Exercise: Set down the full listing exactly as given. Any pictures are to be left out.

Data supplied:

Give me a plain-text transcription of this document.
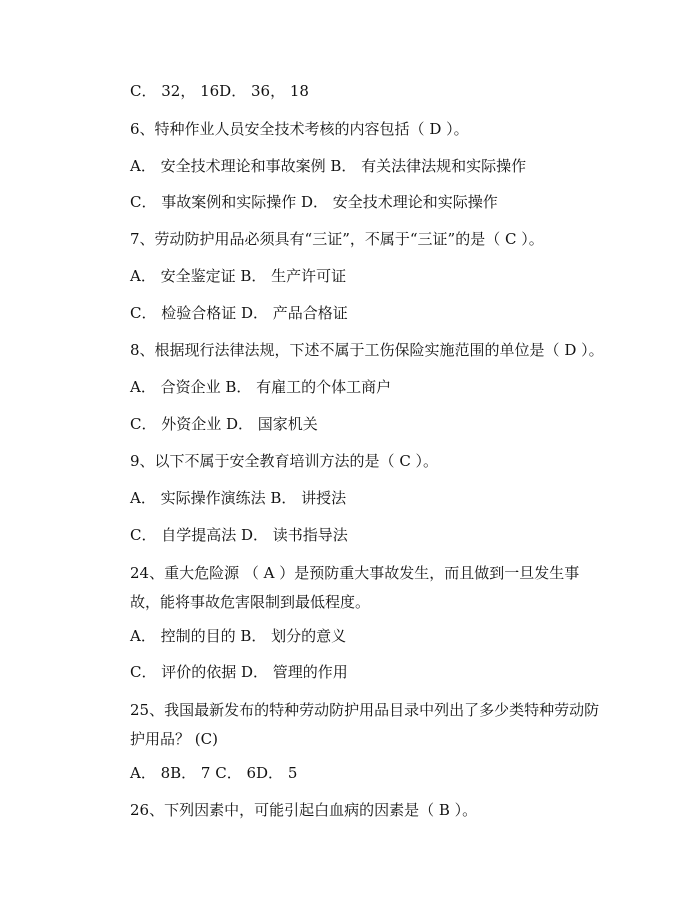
C． 32， 16D． 36， 18
6、特种作业人员安全技术考核的内容包括（ D ）。
A． 安全技术理论和事故案例 B． 有关法律法规和实际操作
C． 事故案例和实际操作 D． 安全技术理论和实际操作
7、劳动防护用品必须具有“三证”，不属于“三证”的是（ C ）。
A． 安全鉴定证 B． 生产许可证
C． 检验合格证 D． 产品合格证
8、根据现行法律法规，下述不属于工伤保险实施范围的单位是（ D ）。
A． 合资企业 B． 有雇工的个体工商户
C． 外资企业 D． 国家机关
9、以下不属于安全教育培训方法的是（ C ）。
A． 实际操作演练法 B． 讲授法
C． 自学提高法 D． 读书指导法
24、重大危险源 （ A ）是预防重大事故发生，而且做到一旦发生事故，能将事故危害限制到最低程度。
A． 控制的目的 B． 划分的意义
C． 评价的依据 D． 管理的作用
25、我国最新发布的特种劳动防护用品目录中列出了多少类特种劳动防护用品？ (C)
A． 8B． 7 C． 6D． 5
26、下列因素中，可能引起白血病的因素是（ B ）。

The response:
Give me a plain-text transcription of this document.
C． 32， 16D． 36， 18
6、特种作业人员安全技术考核的内容包括（ D ）。
A． 安全技术理论和事故案例 B． 有关法律法规和实际操作
C． 事故案例和实际操作 D． 安全技术理论和实际操作
7、劳动防护用品必须具有“三证”，不属于“三证”的是（ C ）。
A． 安全鉴定证 B． 生产许可证
C． 检验合格证 D． 产品合格证
8、根据现行法律法规，下述不属于工伤保险实施范围的单位是（ D ）。
A． 合资企业 B． 有雇工的个体工商户
C． 外资企业 D． 国家机关
9、以下不属于安全教育培训方法的是（ C ）。
A． 实际操作演练法 B． 讲授法
C． 自学提高法 D． 读书指导法
24、重大危险源 （ A ）是预防重大事故发生，而且做到一旦发生事故，能将事故危害限制到最低程度。
A． 控制的目的 B． 划分的意义
C． 评价的依据 D． 管理的作用
25、我国最新发布的特种劳动防护用品目录中列出了多少类特种劳动防护用品？ (C)
A． 8B． 7 C． 6D． 5
26、下列因素中，可能引起白血病的因素是（ B ）。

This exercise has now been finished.